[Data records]
____________________
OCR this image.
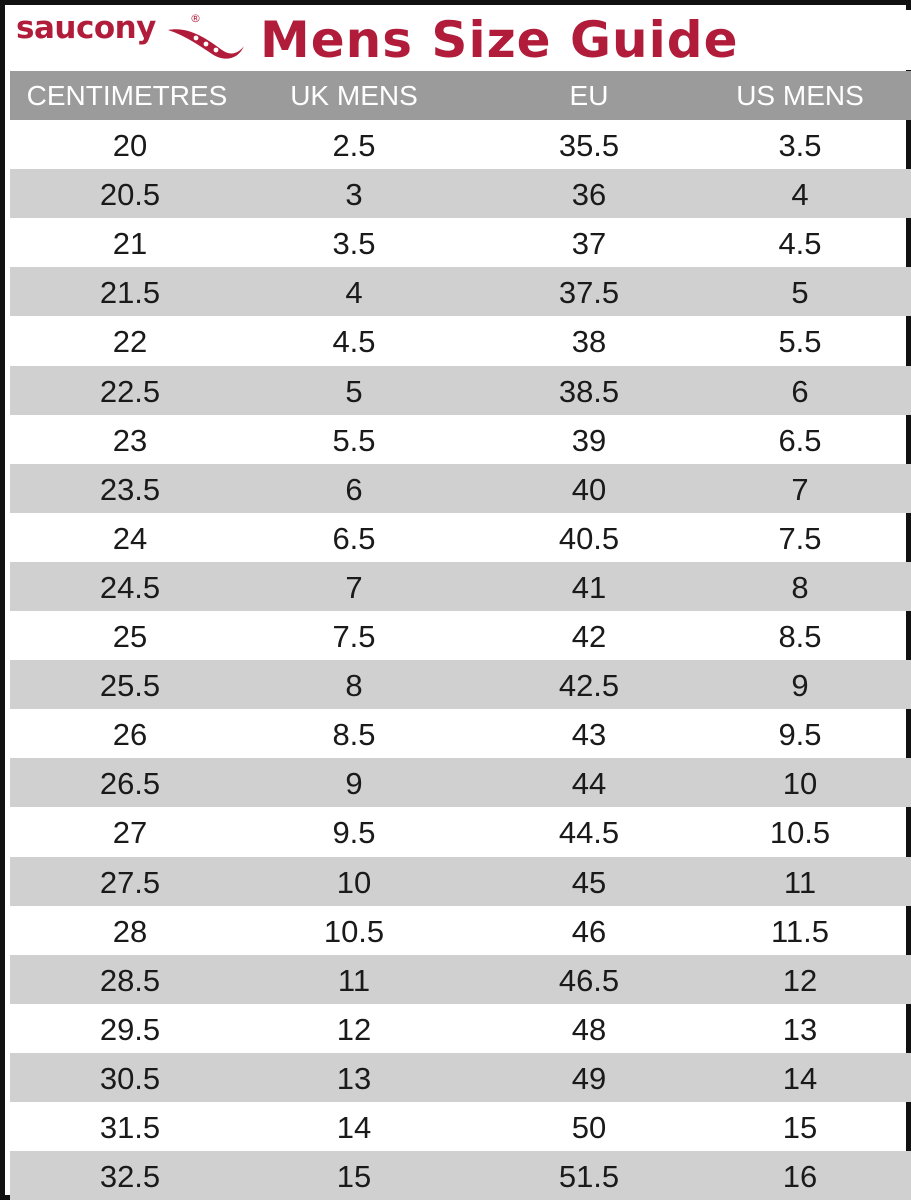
saucony	® Mens Size Guide
CENTIMETRES	UK MENS	EU	US MENS
20	2.5	35.5	3.5
20.5	3	36	4
21	3.5	37	4.5
21.5	4	37.5	5
22	4.5	38	5.5
22.5	5	38.5	6
23	5.5	39	6.5
23.5	6	40	7
24	6.5	40.5	7.5
24.5	7	41	8
25	7.5	42	8.5
25.5	8	42.5	9
26	8.5	43	9.5
26.5	9	44	10
27	9.5	44.5	10.5
27.5	10	45	11
28	10.5	46	11.5
28.5	11	46.5	12
29.5	12	48	13
30.5	13	49	14
31.5	14	50	15
32.5	15	51.5	16
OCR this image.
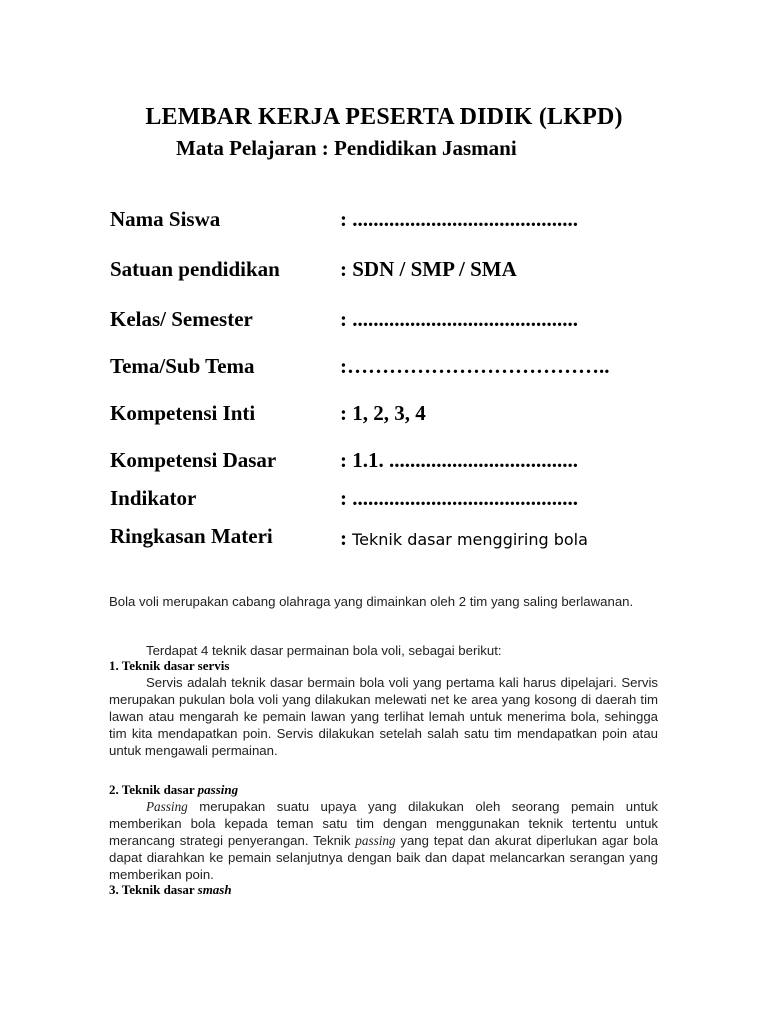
LEMBAR KERJA PESERTA DIDIK (LKPD)
Mata Pelajaran : Pendidikan Jasmani
Nama Siswa	: ...........................................
Satuan pendidikan	: SDN / SMP / SMA
Kelas/ Semester	: ...........................................
Tema/Sub Tema	:………………………………..
Kompetensi Inti	: 1, 2, 3, 4
Kompetensi Dasar	: 1.1. ....................................
Indikator	: ...........................................
Ringkasan Materi	: Teknik dasar menggiring bola
Bola voli merupakan cabang olahraga yang dimainkan oleh 2 tim yang saling berlawanan.
Terdapat 4 teknik dasar permainan bola voli, sebagai berikut:
1. Teknik dasar servis
Servis adalah teknik dasar bermain bola voli yang pertama kali harus dipelajari. Servis merupakan pukulan bola voli yang dilakukan melewati net ke area yang kosong di daerah tim lawan atau mengarah ke pemain lawan yang terlihat lemah untuk menerima bola, sehingga tim kita mendapatkan poin. Servis dilakukan setelah salah satu tim mendapatkan poin atau untuk mengawali permainan.
2. Teknik dasar passing
Passing merupakan suatu upaya yang dilakukan oleh seorang pemain untuk memberikan bola kepada teman satu tim dengan menggunakan teknik tertentu untuk merancang strategi penyerangan. Teknik passing yang tepat dan akurat diperlukan agar bola dapat diarahkan ke pemain selanjutnya dengan baik dan dapat melancarkan serangan yang memberikan poin.
3. Teknik dasar smash
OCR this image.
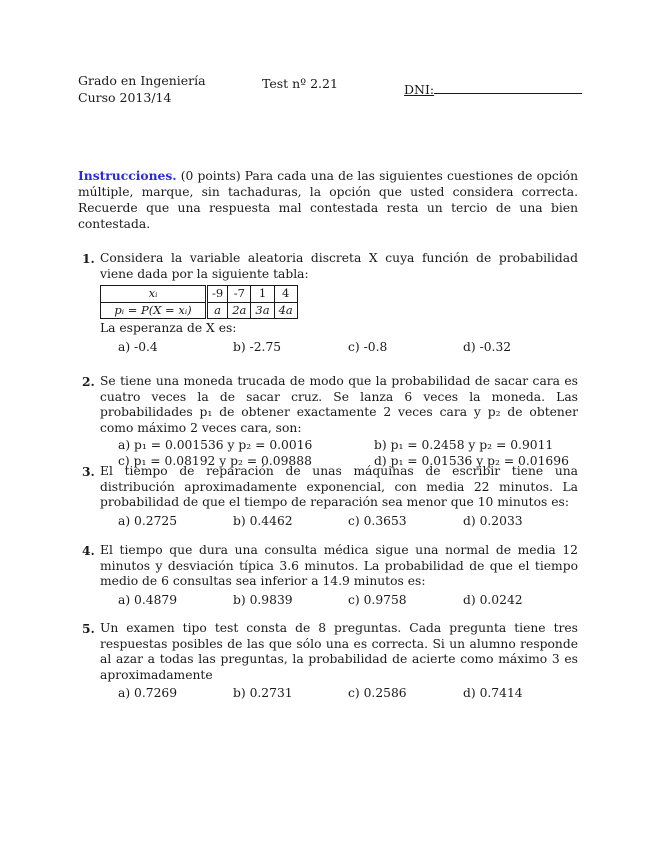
Grado en Ingeniería
Curso 2013/14
Test nº 2.21	DNI:
Instrucciones. (0 points) Para cada una de las siguientes cuestiones de opción múltiple, marque, sin tachaduras, la opción que usted considera correcta. Recuerde que una respuesta mal contestada resta un tercio de una bien contestada.
1. Considera la variable aleatoria discreta X cuya función de probabilidad viene dada por la siguiente tabla:
xᵢ	-9	-7	1	4
pᵢ = P(X = xᵢ)	a	2a	3a	4a
La esperanza de X es:
a) -0.4	b) -2.75	c) -0.8	d) -0.32
2. Se tiene una moneda trucada de modo que la probabilidad de sacar cara es cuatro veces la de sacar cruz. Se lanza 6 veces la moneda. Las probabilidades p₁ de obtener exactamente 2 veces cara y p₂ de obtener como máximo 2 veces cara, son:
a) p₁ = 0.001536 y p₂ = 0.0016	b) p₁ = 0.2458 y p₂ = 0.9011
c) p₁ = 0.08192 y p₂ = 0.09888	d) p₁ = 0.01536 y p₂ = 0.01696
3. El tiempo de reparación de unas máquinas de escribir tiene una distribución aproximadamente exponencial, con media 22 minutos. La probabilidad de que el tiempo de reparación sea menor que 10 minutos es:
a) 0.2725	b) 0.4462	c) 0.3653	d) 0.2033
4. El tiempo que dura una consulta médica sigue una normal de media 12 minutos y desviación típica 3.6 minutos. La probabilidad de que el tiempo medio de 6 consultas sea inferior a 14.9 minutos es:
a) 0.4879	b) 0.9839	c) 0.9758	d) 0.0242
5. Un examen tipo test consta de 8 preguntas. Cada pregunta tiene tres respuestas posibles de las que sólo una es correcta. Si un alumno responde al azar a todas las preguntas, la probabilidad de acierte como máximo 3 es aproximadamente
a) 0.7269	b) 0.2731	c) 0.2586	d) 0.7414
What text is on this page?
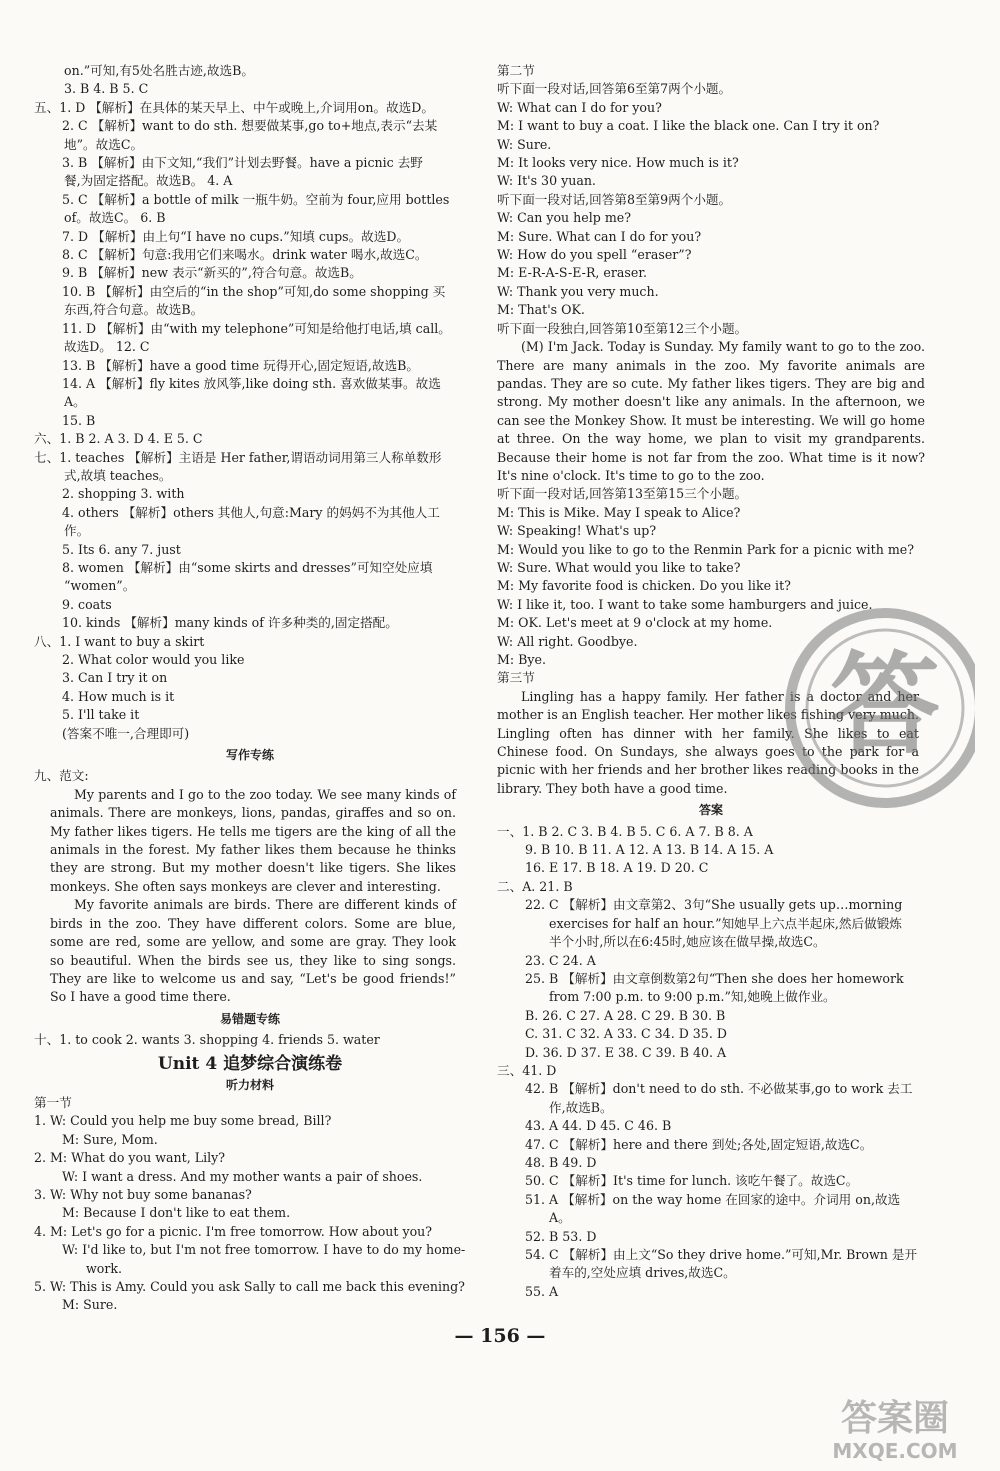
on.”可知,有5处名胜古迹,故选B。
3. B 4. B 5. C
五、1. D 【解析】在具体的某天早上、中午或晚上,介词用on。故选D。
2. C 【解析】want to do sth. 想要做某事,go to+地点,表示“去某
地”。故选C。
3. B 【解析】由下文知,“我们”计划去野餐。have a picnic 去野
餐,为固定搭配。故选B。 4. A
5. C 【解析】a bottle of milk 一瓶牛奶。空前为 four,应用 bottles
of。故选C。 6. B
7. D 【解析】由上句“I have no cups.”知填 cups。故选D。
8. C 【解析】句意:我用它们来喝水。drink water 喝水,故选C。
9. B 【解析】new 表示“新买的”,符合句意。故选B。
10. B 【解析】由空后的“in the shop”可知,do some shopping 买
东西,符合句意。故选B。
11. D 【解析】由“with my telephone”可知是给他打电话,填 call。
故选D。 12. C
13. B 【解析】have a good time 玩得开心,固定短语,故选B。
14. A 【解析】fly kites 放风筝,like doing sth. 喜欢做某事。故选
A。
15. B
六、1. B 2. A 3. D 4. E 5. C
七、1. teaches 【解析】主语是 Her father,谓语动词用第三人称单数形
式,故填 teaches。
2. shopping 3. with
4. others 【解析】others 其他人,句意:Mary 的妈妈不为其他人工
作。
5. Its 6. any 7. just
8. women 【解析】由“some skirts and dresses”可知空处应填
“women”。
9. coats
10. kinds 【解析】many kinds of 许多种类的,固定搭配。
八、1. I want to buy a skirt
2. What color would you like
3. Can I try it on
4. How much is it
5. I'll take it
(答案不唯一,合理即可)
写作专练
九、范文:
My parents and I go to the zoo today. We see many kinds of animals. There are monkeys, lions, pandas, giraffes and so on. My father likes tigers. He tells me tigers are the king of all the animals in the forest. My father likes them because he thinks they are strong. But my mother doesn't like tigers. She likes monkeys. She often says monkeys are clever and interesting.
My favorite animals are birds. There are different kinds of birds in the zoo. They have different colors. Some are blue, some are red, some are yellow, and some are gray. They look so beautiful. When the birds see us, they like to sing songs. They are like to welcome us and say, “Let's be good friends!” So I have a good time there.
易错题专练
十、1. to cook 2. wants 3. shopping 4. friends 5. water
Unit 4 追梦综合演练卷
听力材料
第一节
1. W: Could you help me buy some bread, Bill?
M: Sure, Mom.
2. M: What do you want, Lily?
W: I want a dress. And my mother wants a pair of shoes.
3. W: Why not buy some bananas?
M: Because I don't like to eat them.
4. M: Let's go for a picnic. I'm free tomorrow. How about you?
W: I'd like to, but I'm not free tomorrow. I have to do my home-
work.
5. W: This is Amy. Could you ask Sally to call me back this evening?
M: Sure.
第二节
听下面一段对话,回答第6至第7两个小题。
W: What can I do for you?
M: I want to buy a coat. I like the black one. Can I try it on?
W: Sure.
M: It looks very nice. How much is it?
W: It's 30 yuan.
听下面一段对话,回答第8至第9两个小题。
W: Can you help me?
M: Sure. What can I do for you?
W: How do you spell “eraser”?
M: E-R-A-S-E-R, eraser.
W: Thank you very much.
M: That's OK.
听下面一段独白,回答第10至第12三个小题。
(M) I'm Jack. Today is Sunday. My family want to go to the zoo. There are many animals in the zoo. My favorite animals are pandas. They are so cute. My father likes tigers. They are big and strong. My mother doesn't like any animals. In the afternoon, we can see the Monkey Show. It must be interesting. We will go home at three. On the way home, we plan to visit my grandparents. Because their home is not far from the zoo. What time is it now? It's nine o'clock. It's time to go to the zoo.
听下面一段对话,回答第13至第15三个小题。
M: This is Mike. May I speak to Alice?
W: Speaking! What's up?
M: Would you like to go to the Renmin Park for a picnic with me?
W: Sure. What would you like to take?
M: My favorite food is chicken. Do you like it?
W: I like it, too. I want to take some hamburgers and juice.
M: OK. Let's meet at 9 o'clock at my home.
W: All right. Goodbye.
M: Bye.
第三节
Lingling has a happy family. Her father is a doctor and her mother is an English teacher. Her mother likes fishing very much. Lingling often has dinner with her family. She likes to eat Chinese food. On Sundays, she always goes to the park for a picnic with her friends and her brother likes reading books in the library. They both have a good time.
答案
一、1. B 2. C 3. B 4. B 5. C 6. A 7. B 8. A
9. B 10. B 11. A 12. A 13. B 14. A 15. A
16. E 17. B 18. A 19. D 20. C
二、A. 21. B
22. C 【解析】由文章第2、3句“She usually gets up…morning
exercises for half an hour.”知她早上六点半起床,然后做锻炼
半个小时,所以在6:45时,她应该在做早操,故选C。
23. C 24. A
25. B 【解析】由文章倒数第2句“Then she does her homework
from 7:00 p.m. to 9:00 p.m.”知,她晚上做作业。
B. 26. C 27. A 28. C 29. B 30. B
C. 31. C 32. A 33. C 34. D 35. D
D. 36. D 37. E 38. C 39. B 40. A
三、41. D
42. B 【解析】don't need to do sth. 不必做某事,go to work 去工
作,故选B。
43. A 44. D 45. C 46. B
47. C 【解析】here and there 到处;各处,固定短语,故选C。
48. B 49. D
50. C 【解析】It's time for lunch. 该吃午餐了。故选C。
51. A 【解析】on the way home 在回家的途中。介词用 on,故选
A。
52. B 53. D
54. C 【解析】由上文“So they drive home.”可知,Mr. Brown 是开
着车的,空处应填 drives,故选C。
55. A
答
— 156 —
答案圈
MXQE.COM
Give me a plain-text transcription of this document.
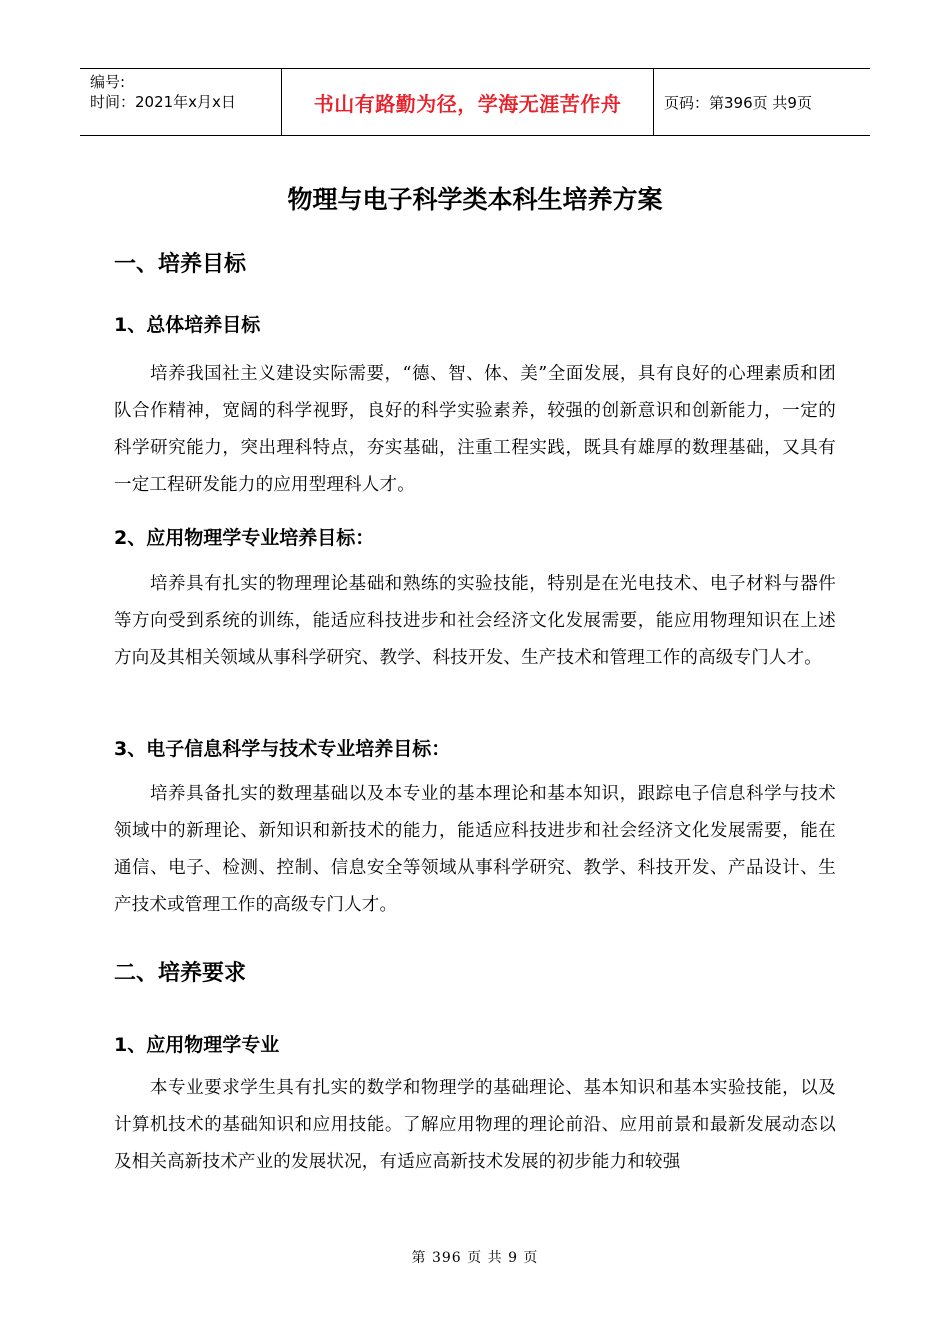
编号:
时间：2021年x月x日	书山有路勤为径，学海无涯苦作舟	页码：第396页 共9页
物理与电子科学类本科生培养方案
一、培养目标
1、总体培养目标
培养我国社主义建设实际需要，“德、智、体、美”全面发展，具有良好的心理素质和团队合作精神，宽阔的科学视野，良好的科学实验素养，较强的创新意识和创新能力，一定的科学研究能力，突出理科特点，夯实基础，注重工程实践，既具有雄厚的数理基础，又具有一定工程研发能力的应用型理科人才。
2、应用物理学专业培养目标：
培养具有扎实的物理理论基础和熟练的实验技能，特别是在光电技术、电子材料与器件等方向受到系统的训练，能适应科技进步和社会经济文化发展需要，能应用物理知识在上述方向及其相关领域从事科学研究、教学、科技开发、生产技术和管理工作的高级专门人才。
3、电子信息科学与技术专业培养目标：
培养具备扎实的数理基础以及本专业的基本理论和基本知识，跟踪电子信息科学与技术领域中的新理论、新知识和新技术的能力，能适应科技进步和社会经济文化发展需要，能在通信、电子、检测、控制、信息安全等领域从事科学研究、教学、科技开发、产品设计、生产技术或管理工作的高级专门人才。
二、培养要求
1、应用物理学专业
本专业要求学生具有扎实的数学和物理学的基础理论、基本知识和基本实验技能，以及计算机技术的基础知识和应用技能。了解应用物理的理论前沿、应用前景和最新发展动态以及相关高新技术产业的发展状况，有适应高新技术发展的初步能力和较强
第 396 页 共 9 页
____________________
=== Job ===
Which lines contain "máximo"? Copy each of them.

=== Task output ===
2. Se tiene una moneda trucada de modo que la probabilidad de sacar cara es cuatro veces la de sacar cruz. Se lanza 6 veces la moneda. Las probabilidades p₁ de obtener exactamente 2 veces cara y p₂ de obtener como máximo 2 veces cara, son:
5. Un examen tipo test consta de 8 preguntas. Cada pregunta tiene tres respuestas posibles de las que sólo una es correcta. Si un alumno responde al azar a todas las preguntas, la probabilidad de acierte como máximo 3 es aproximadamente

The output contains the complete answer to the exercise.